[What the task requires]
Go through the entries below and copy each line containing the word "company".

[Given data]
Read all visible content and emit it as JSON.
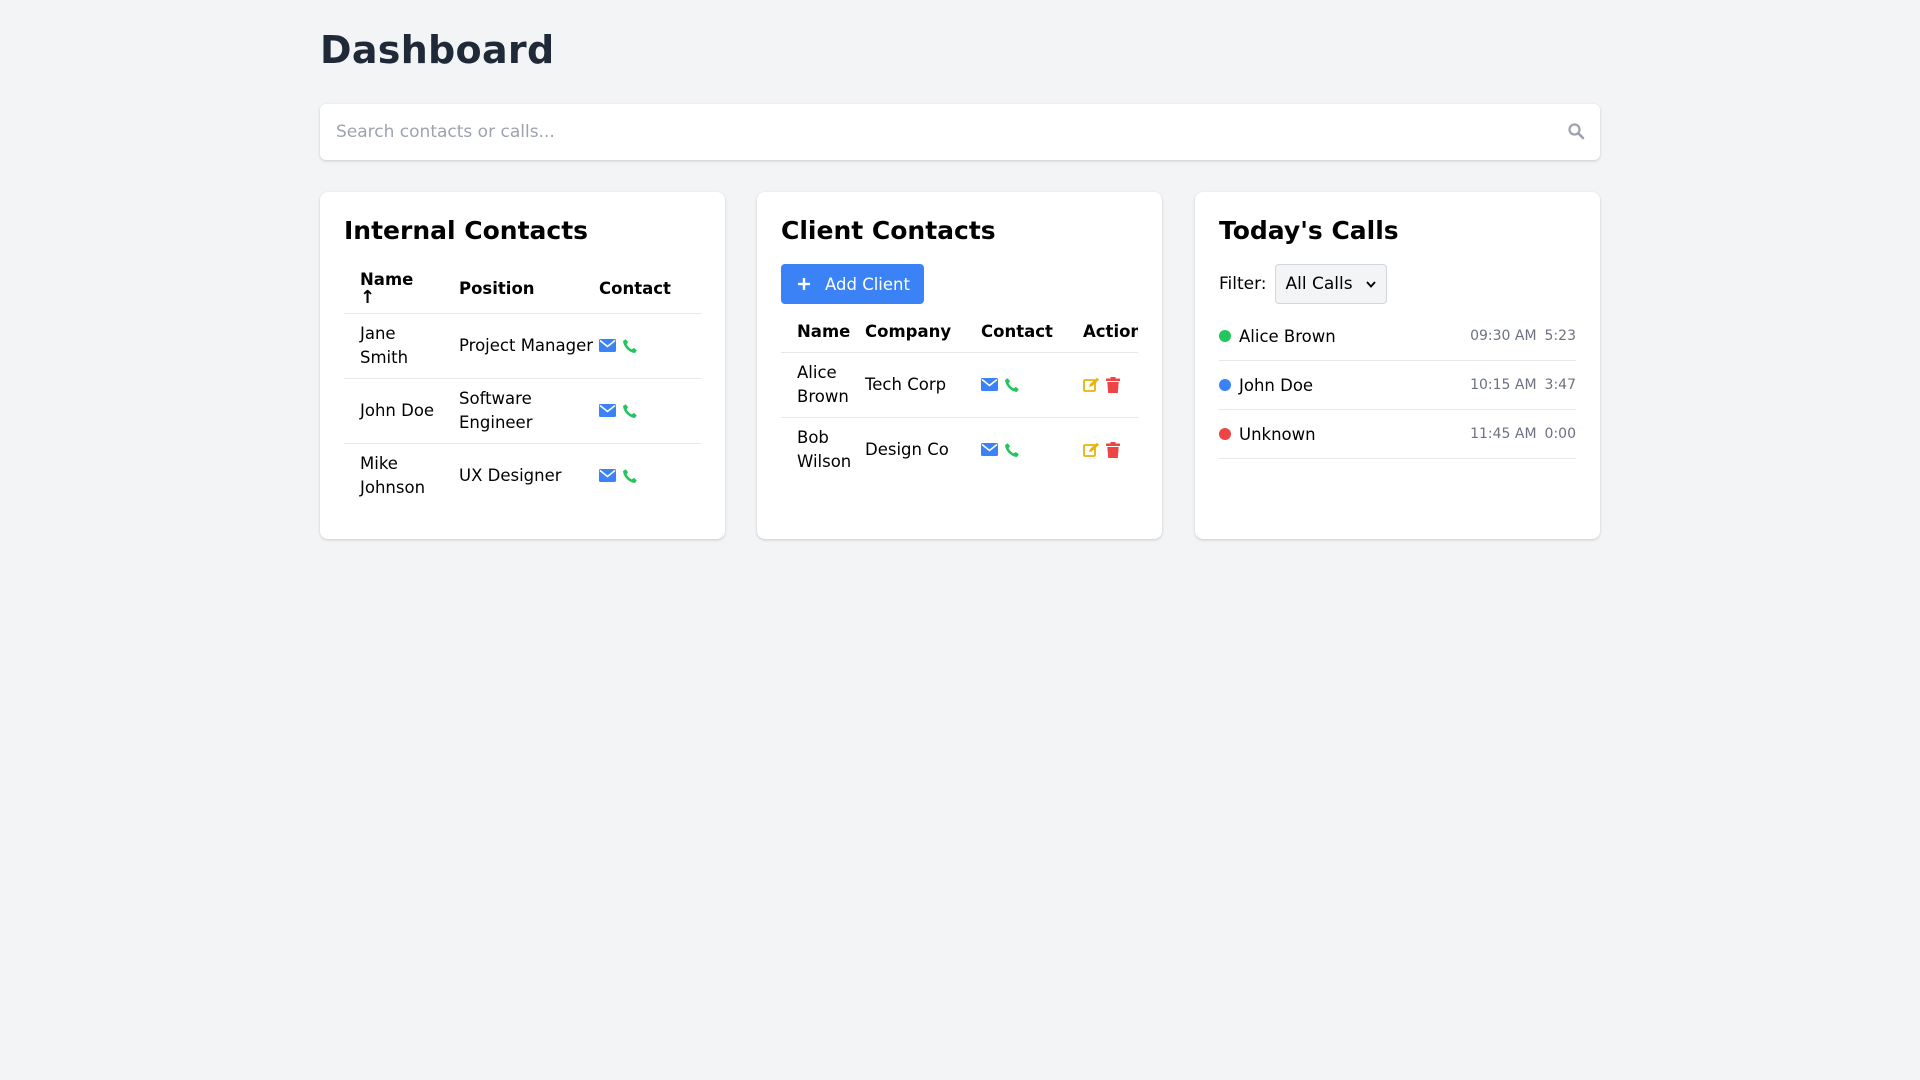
{
  "page": {
    "title": "Dashboard"
  },
  "search": {
    "placeholder": "Search contacts or calls...",
    "value": ""
  },
  "internal": {
    "title": "Internal Contacts",
    "columns": {
      "name": "Name",
      "sort_arrow": "↑",
      "position": "Position",
      "contact": "Contact"
    },
    "rows": [
      {
        "name": "Jane Smith",
        "position": "Project Manager"
      },
      {
        "name": "John Doe",
        "position": "Software Engineer"
      },
      {
        "name": "Mike Johnson",
        "position": "UX Designer"
      }
    ]
  },
  "clients": {
    "title": "Client Contacts",
    "add_label": "Add Client",
    "columns": {
      "name": "Name",
      "company": "Company",
      "contact": "Contact",
      "actions": "Actions"
    },
    "rows": [
      {
        "name": "Alice Brown",
        "company": "Tech Corp"
      },
      {
        "name": "Bob Wilson",
        "company": "Design Co"
      }
    ]
  },
  "calls": {
    "title": "Today's Calls",
    "filter_label": "Filter:",
    "filter_value": "All Calls",
    "items": [
      {
        "name": "Alice Brown",
        "time": "09:30 AM",
        "duration": "5:23",
        "status_color": "#22c55e"
      },
      {
        "name": "John Doe",
        "time": "10:15 AM",
        "duration": "3:47",
        "status_color": "#3b82f6"
      },
      {
        "name": "Unknown",
        "time": "11:45 AM",
        "duration": "0:00",
        "status_color": "#ef4444"
      }
    ]
  },
  "colors": {
    "accent": "#3b82f6",
    "email_icon": "#3b82f6",
    "phone_icon": "#22c55e",
    "edit_icon": "#eab308",
    "delete_icon": "#ef4444",
    "background": "#f3f4f6"
  },
  "icons": {
    "search": "search-icon",
    "sort": "arrow-up-icon",
    "email": "envelope-icon",
    "phone": "phone-icon",
    "add": "plus-icon",
    "edit": "edit-icon",
    "delete": "trash-icon",
    "dropdown": "chevron-down-icon"
  }
}
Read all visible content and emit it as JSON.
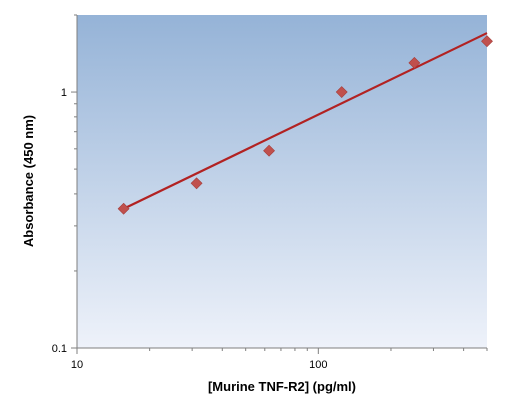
{
  "chart_data": {
    "type": "scatter",
    "xlabel": "[Murine TNF-R2] (pg/ml)",
    "ylabel": "Absorbance (450 nm)",
    "xscale": "log",
    "yscale": "log",
    "xlim": [
      10,
      500
    ],
    "ylim": [
      0.1,
      2
    ],
    "x_ticks": [
      10,
      100
    ],
    "x_tick_labels": [
      "10",
      "100"
    ],
    "y_ticks": [
      0.1,
      1
    ],
    "y_tick_labels": [
      "0.1",
      "1"
    ],
    "grid": false,
    "legend": "none",
    "series": [
      {
        "x": [
          15.6,
          31.3,
          62.5,
          125,
          250,
          500
        ],
        "y": [
          0.35,
          0.44,
          0.59,
          1.0,
          1.3,
          1.58
        ]
      }
    ],
    "fit_line": {
      "x": [
        15.6,
        500
      ],
      "y": [
        0.35,
        1.7
      ]
    },
    "colors": {
      "marker": "#c0504d",
      "fit_line": "#b22222",
      "plot_bg_top": "#95b3d7",
      "plot_bg_bottom": "#eef2fa"
    }
  }
}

[The completed task]
      "company": "Company",
        "company": "Tech Corp"
        "company": "Design Co"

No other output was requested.